- _Dataset excerpts_
>> BEGIN
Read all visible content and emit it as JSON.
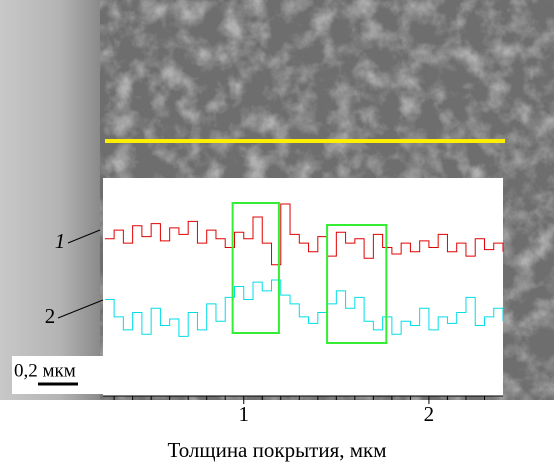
{
  "chart_data": {
    "type": "line",
    "xlabel": "Толщина покрытия, мкм",
    "scale_bar": "0,2 мкм",
    "xlim": [
      0.24,
      2.4
    ],
    "xticks": [
      1,
      2
    ],
    "minor_xticks": [
      0.3,
      0.4,
      0.5,
      0.6,
      0.7,
      0.8,
      0.9,
      1.1,
      1.2,
      1.3,
      1.4,
      1.5,
      1.6,
      1.7,
      1.8,
      1.9,
      2.1,
      2.2,
      2.3
    ],
    "ylim": [
      0,
      100
    ],
    "x": [
      0.25,
      0.3,
      0.35,
      0.4,
      0.45,
      0.5,
      0.55,
      0.6,
      0.65,
      0.7,
      0.75,
      0.8,
      0.85,
      0.9,
      0.95,
      1.0,
      1.05,
      1.1,
      1.15,
      1.2,
      1.25,
      1.3,
      1.35,
      1.4,
      1.45,
      1.5,
      1.55,
      1.6,
      1.65,
      1.7,
      1.75,
      1.8,
      1.85,
      1.9,
      1.95,
      2.0,
      2.05,
      2.1,
      2.15,
      2.2,
      2.25,
      2.3,
      2.35,
      2.4
    ],
    "series": [
      {
        "name": "1",
        "color": "#e00000",
        "values": [
          72,
          76,
          70,
          78,
          73,
          79,
          71,
          77,
          74,
          80,
          70,
          76,
          72,
          68,
          75,
          72,
          82,
          70,
          60,
          88,
          74,
          70,
          66,
          73,
          64,
          75,
          70,
          72,
          63,
          74,
          68,
          65,
          70,
          66,
          71,
          68,
          74,
          66,
          70,
          64,
          72,
          67,
          70,
          66
        ]
      },
      {
        "name": "2",
        "color": "#00dde8",
        "values": [
          44,
          36,
          30,
          38,
          28,
          40,
          32,
          35,
          27,
          38,
          30,
          42,
          34,
          45,
          50,
          44,
          52,
          48,
          53,
          46,
          42,
          36,
          33,
          38,
          42,
          48,
          40,
          45,
          34,
          30,
          36,
          28,
          34,
          32,
          40,
          30,
          36,
          33,
          38,
          45,
          32,
          36,
          40,
          34
        ]
      }
    ],
    "highlight_color": "#33ee33",
    "highlight_regions": [
      [
        0.94,
        1.19
      ],
      [
        1.45,
        1.77
      ]
    ],
    "guide_color": "#ffee00"
  }
}
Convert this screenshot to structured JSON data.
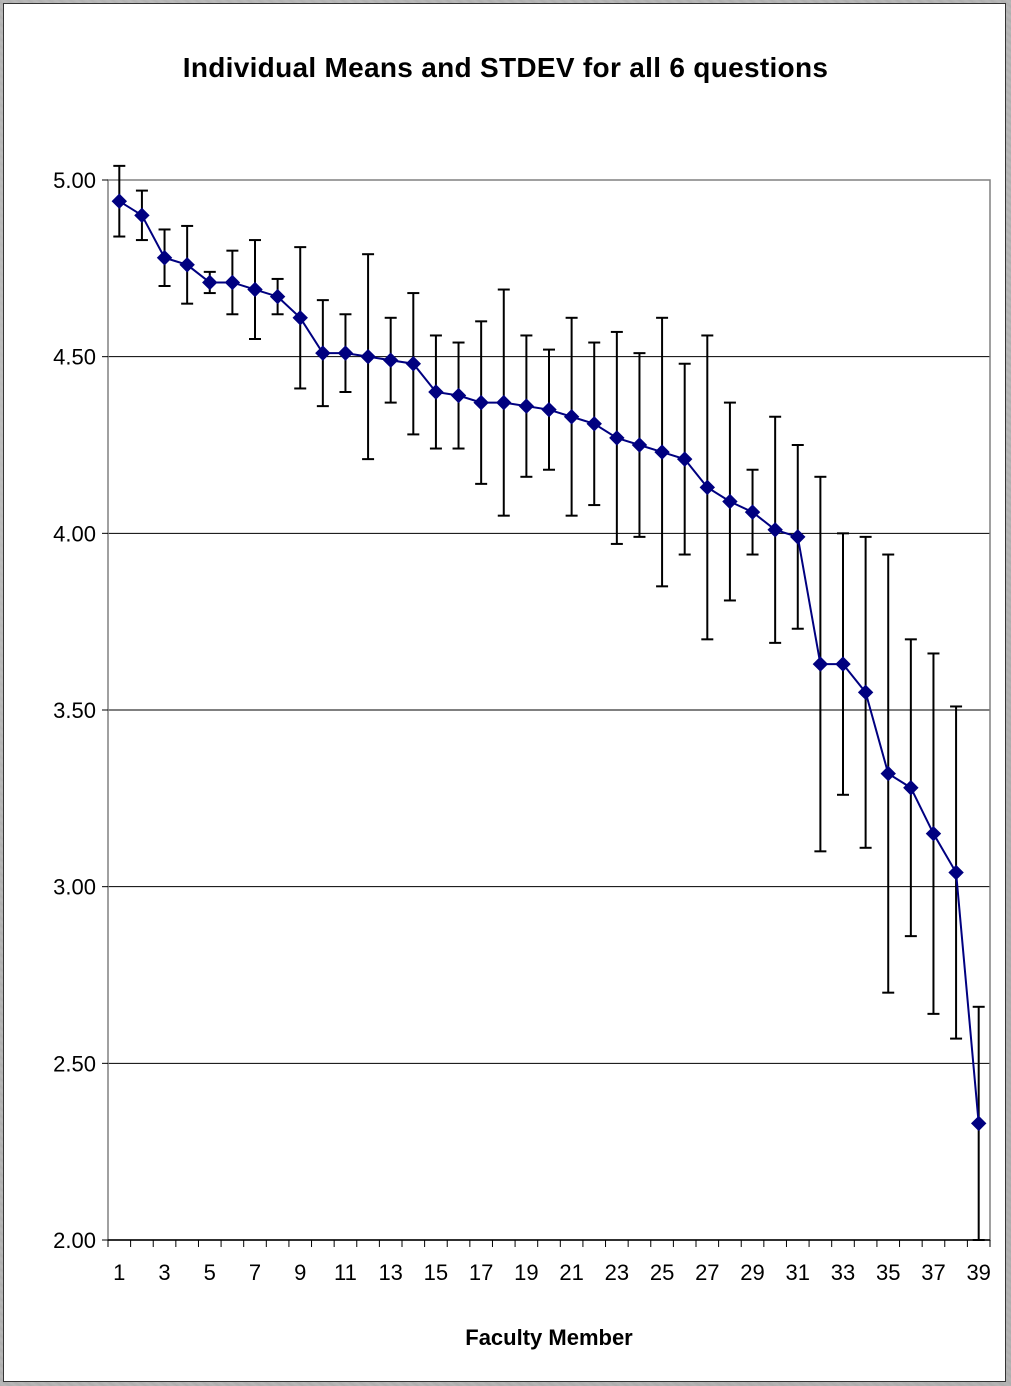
{
  "chart_data": {
    "type": "line",
    "title": "Individual Means and STDEV for all 6 questions",
    "xlabel": "Faculty Member",
    "ylabel": "",
    "ylim": [
      2.0,
      5.0
    ],
    "yticks": [
      "5.00",
      "4.50",
      "4.00",
      "3.50",
      "3.00",
      "2.50",
      "2.00"
    ],
    "xtick_labels": [
      "1",
      "3",
      "5",
      "7",
      "9",
      "11",
      "13",
      "15",
      "17",
      "19",
      "21",
      "23",
      "25",
      "27",
      "29",
      "31",
      "33",
      "35",
      "37",
      "39"
    ],
    "grid": "horizontal",
    "legend": "none",
    "x": [
      1,
      2,
      3,
      4,
      5,
      6,
      7,
      8,
      9,
      10,
      11,
      12,
      13,
      14,
      15,
      16,
      17,
      18,
      19,
      20,
      21,
      22,
      23,
      24,
      25,
      26,
      27,
      28,
      29,
      30,
      31,
      32,
      33,
      34,
      35,
      36,
      37,
      38,
      39
    ],
    "series": [
      {
        "values": [
          4.94,
          4.9,
          4.78,
          4.76,
          4.71,
          4.71,
          4.69,
          4.67,
          4.61,
          4.51,
          4.51,
          4.5,
          4.49,
          4.48,
          4.4,
          4.39,
          4.37,
          4.37,
          4.36,
          4.35,
          4.33,
          4.31,
          4.27,
          4.25,
          4.23,
          4.21,
          4.13,
          4.09,
          4.06,
          4.01,
          3.99,
          3.63,
          3.63,
          3.55,
          3.32,
          3.28,
          3.15,
          3.04,
          2.33
        ],
        "stdev": [
          0.1,
          0.07,
          0.08,
          0.11,
          0.03,
          0.09,
          0.14,
          0.05,
          0.2,
          0.15,
          0.11,
          0.29,
          0.12,
          0.2,
          0.16,
          0.15,
          0.23,
          0.32,
          0.2,
          0.17,
          0.28,
          0.23,
          0.3,
          0.26,
          0.38,
          0.27,
          0.43,
          0.28,
          0.12,
          0.32,
          0.26,
          0.53,
          0.37,
          0.44,
          0.62,
          0.42,
          0.51,
          0.47,
          0.33
        ]
      }
    ],
    "colors": {
      "line": "#000080",
      "marker": "#000080",
      "error_bar": "#000000",
      "grid": "#000000",
      "plot_border": "#808080"
    }
  }
}
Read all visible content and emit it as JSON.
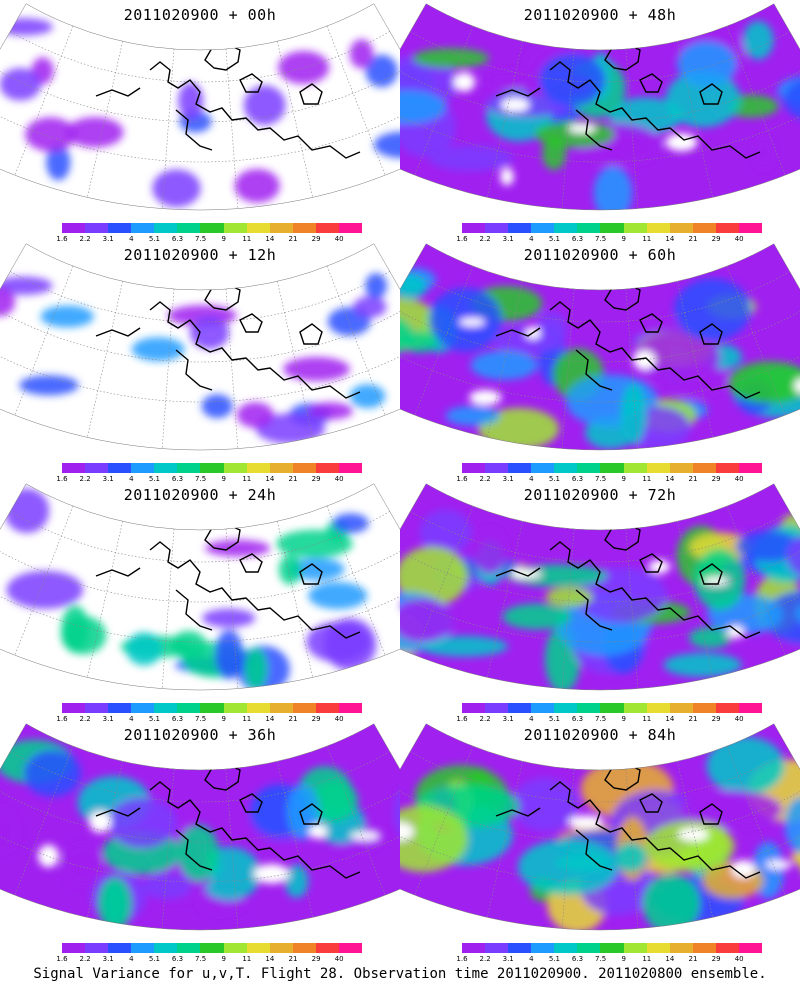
{
  "footer": "Signal Variance for u,v,T. Flight 28. Observation time 2011020900. 2011020800 ensemble.",
  "colorbar": {
    "ticks": [
      "1.6",
      "2.2",
      "3.1",
      "4",
      "5.1",
      "6.3",
      "7.5",
      "9",
      "11",
      "14",
      "21",
      "29",
      "40"
    ],
    "colors": [
      "#a020f0",
      "#7a3cff",
      "#2850ff",
      "#1e9bff",
      "#00c8c8",
      "#00d28c",
      "#28c828",
      "#a0e632",
      "#e6dc32",
      "#e6af2d",
      "#f08228",
      "#fa3c3c",
      "#ff1493"
    ]
  },
  "panels": [
    {
      "id": "p00",
      "title": "2011020900 + 00h",
      "col": 0,
      "row": 0,
      "level": 0.15
    },
    {
      "id": "p48",
      "title": "2011020900 + 48h",
      "col": 1,
      "row": 0,
      "level": 0.65
    },
    {
      "id": "p12",
      "title": "2011020900 + 12h",
      "col": 0,
      "row": 1,
      "level": 0.3
    },
    {
      "id": "p60",
      "title": "2011020900 + 60h",
      "col": 1,
      "row": 1,
      "level": 0.75
    },
    {
      "id": "p24",
      "title": "2011020900 + 24h",
      "col": 0,
      "row": 2,
      "level": 0.45
    },
    {
      "id": "p72",
      "title": "2011020900 + 72h",
      "col": 1,
      "row": 2,
      "level": 0.85
    },
    {
      "id": "p36",
      "title": "2011020900 + 36h",
      "col": 0,
      "row": 3,
      "level": 0.55
    },
    {
      "id": "p84",
      "title": "2011020900 + 84h",
      "col": 1,
      "row": 3,
      "level": 0.95
    }
  ]
}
>> END
- _Requirements_
Copy every record above exactly as written, but leave out the pictures.

- _Response_
Read all visible content and emit it as JSON.
{
  "chart_data": {
    "type": "line",
    "xlabel": "Толщина покрытия, мкм",
    "scale_bar": "0,2 мкм",
    "xlim": [
      0.24,
      2.4
    ],
    "xticks": [
      1,
      2
    ],
    "minor_xticks": [
      0.3,
      0.4,
      0.5,
      0.6,
      0.7,
      0.8,
      0.9,
      1.1,
      1.2,
      1.3,
      1.4,
      1.5,
      1.6,
      1.7,
      1.8,
      1.9,
      2.1,
      2.2,
      2.3
    ],
    "ylim": [
      0,
      100
    ],
    "x": [
      0.25,
      0.3,
      0.35,
      0.4,
      0.45,
      0.5,
      0.55,
      0.6,
      0.65,
      0.7,
      0.75,
      0.8,
      0.85,
      0.9,
      0.95,
      1.0,
      1.05,
      1.1,
      1.15,
      1.2,
      1.25,
      1.3,
      1.35,
      1.4,
      1.45,
      1.5,
      1.55,
      1.6,
      1.65,
      1.7,
      1.75,
      1.8,
      1.85,
      1.9,
      1.95,
      2.0,
      2.05,
      2.1,
      2.15,
      2.2,
      2.25,
      2.3,
      2.35,
      2.4
    ],
    "series": [
      {
        "name": "1",
        "color": "#e00000",
        "values": [
          72,
          76,
          70,
          78,
          73,
          79,
          71,
          77,
          74,
          80,
          70,
          76,
          72,
          68,
          75,
          72,
          82,
          70,
          60,
          88,
          74,
          70,
          66,
          73,
          64,
          75,
          70,
          72,
          63,
          74,
          68,
          65,
          70,
          66,
          71,
          68,
          74,
          66,
          70,
          64,
          72,
          67,
          70,
          66
        ]
      },
      {
        "name": "2",
        "color": "#00dde8",
        "values": [
          44,
          36,
          30,
          38,
          28,
          40,
          32,
          35,
          27,
          38,
          30,
          42,
          34,
          45,
          50,
          44,
          52,
          48,
          53,
          46,
          42,
          36,
          33,
          38,
          42,
          48,
          40,
          45,
          34,
          30,
          36,
          28,
          34,
          32,
          40,
          30,
          36,
          33,
          38,
          45,
          32,
          36,
          40,
          34
        ]
      }
    ],
    "highlight_color": "#33ee33",
    "highlight_regions": [
      [
        0.94,
        1.19
      ],
      [
        1.45,
        1.77
      ]
    ],
    "guide_color": "#ffee00"
  }
}
Convert this screenshot to structured JSON data.
{
  "chart_data": {
    "type": "line",
    "title": "Individual Means and STDEV for all 6 questions",
    "xlabel": "Faculty Member",
    "ylabel": "",
    "ylim": [
      2.0,
      5.0
    ],
    "yticks": [
      "5.00",
      "4.50",
      "4.00",
      "3.50",
      "3.00",
      "2.50",
      "2.00"
    ],
    "xtick_labels": [
      "1",
      "3",
      "5",
      "7",
      "9",
      "11",
      "13",
      "15",
      "17",
      "19",
      "21",
      "23",
      "25",
      "27",
      "29",
      "31",
      "33",
      "35",
      "37",
      "39"
    ],
    "grid": "horizontal",
    "legend": "none",
    "x": [
      1,
      2,
      3,
      4,
      5,
      6,
      7,
      8,
      9,
      10,
      11,
      12,
      13,
      14,
      15,
      16,
      17,
      18,
      19,
      20,
      21,
      22,
      23,
      24,
      25,
      26,
      27,
      28,
      29,
      30,
      31,
      32,
      33,
      34,
      35,
      36,
      37,
      38,
      39
    ],
    "series": [
      {
        "values": [
          4.94,
          4.9,
          4.78,
          4.76,
          4.71,
          4.71,
          4.69,
          4.67,
          4.61,
          4.51,
          4.51,
          4.5,
          4.49,
          4.48,
          4.4,
          4.39,
          4.37,
          4.37,
          4.36,
          4.35,
          4.33,
          4.31,
          4.27,
          4.25,
          4.23,
          4.21,
          4.13,
          4.09,
          4.06,
          4.01,
          3.99,
          3.63,
          3.63,
          3.55,
          3.32,
          3.28,
          3.15,
          3.04,
          2.33
        ],
        "stdev": [
          0.1,
          0.07,
          0.08,
          0.11,
          0.03,
          0.09,
          0.14,
          0.05,
          0.2,
          0.15,
          0.11,
          0.29,
          0.12,
          0.2,
          0.16,
          0.15,
          0.23,
          0.32,
          0.2,
          0.17,
          0.28,
          0.23,
          0.3,
          0.26,
          0.38,
          0.27,
          0.43,
          0.28,
          0.12,
          0.32,
          0.26,
          0.53,
          0.37,
          0.44,
          0.62,
          0.42,
          0.51,
          0.47,
          0.33
        ]
      }
    ],
    "colors": {
      "line": "#000080",
      "marker": "#000080",
      "error_bar": "#000000",
      "grid": "#000000",
      "plot_border": "#808080"
    }
  }
}
Read all visible content and emit it as JSON.
{
  "footer": "Signal Variance for u,v,T. Flight 28. Observation time 2011020900. 2011020800 ensemble.",
  "colorbar": {
    "ticks": [
      "1.6",
      "2.2",
      "3.1",
      "4",
      "5.1",
      "6.3",
      "7.5",
      "9",
      "11",
      "14",
      "21",
      "29",
      "40"
    ],
    "colors": [
      "#a020f0",
      "#7a3cff",
      "#2850ff",
      "#1e9bff",
      "#00c8c8",
      "#00d28c",
      "#28c828",
      "#a0e632",
      "#e6dc32",
      "#e6af2d",
      "#f08228",
      "#fa3c3c",
      "#ff1493"
    ]
  },
  "panels": [
    {
      "id": "p00",
      "title": "2011020900 + 00h",
      "col": 0,
      "row": 0,
      "level": 0.15
    },
    {
      "id": "p48",
      "title": "2011020900 + 48h",
      "col": 1,
      "row": 0,
      "level": 0.65
    },
    {
      "id": "p12",
      "title": "2011020900 + 12h",
      "col": 0,
      "row": 1,
      "level": 0.3
    },
    {
      "id": "p60",
      "title": "2011020900 + 60h",
      "col": 1,
      "row": 1,
      "level": 0.75
    },
    {
      "id": "p24",
      "title": "2011020900 + 24h",
      "col": 0,
      "row": 2,
      "level": 0.45
    },
    {
      "id": "p72",
      "title": "2011020900 + 72h",
      "col": 1,
      "row": 2,
      "level": 0.85
    },
    {
      "id": "p36",
      "title": "2011020900 + 36h",
      "col": 0,
      "row": 3,
      "level": 0.55
    },
    {
      "id": "p84",
      "title": "2011020900 + 84h",
      "col": 1,
      "row": 3,
      "level": 0.95
    }
  ]
}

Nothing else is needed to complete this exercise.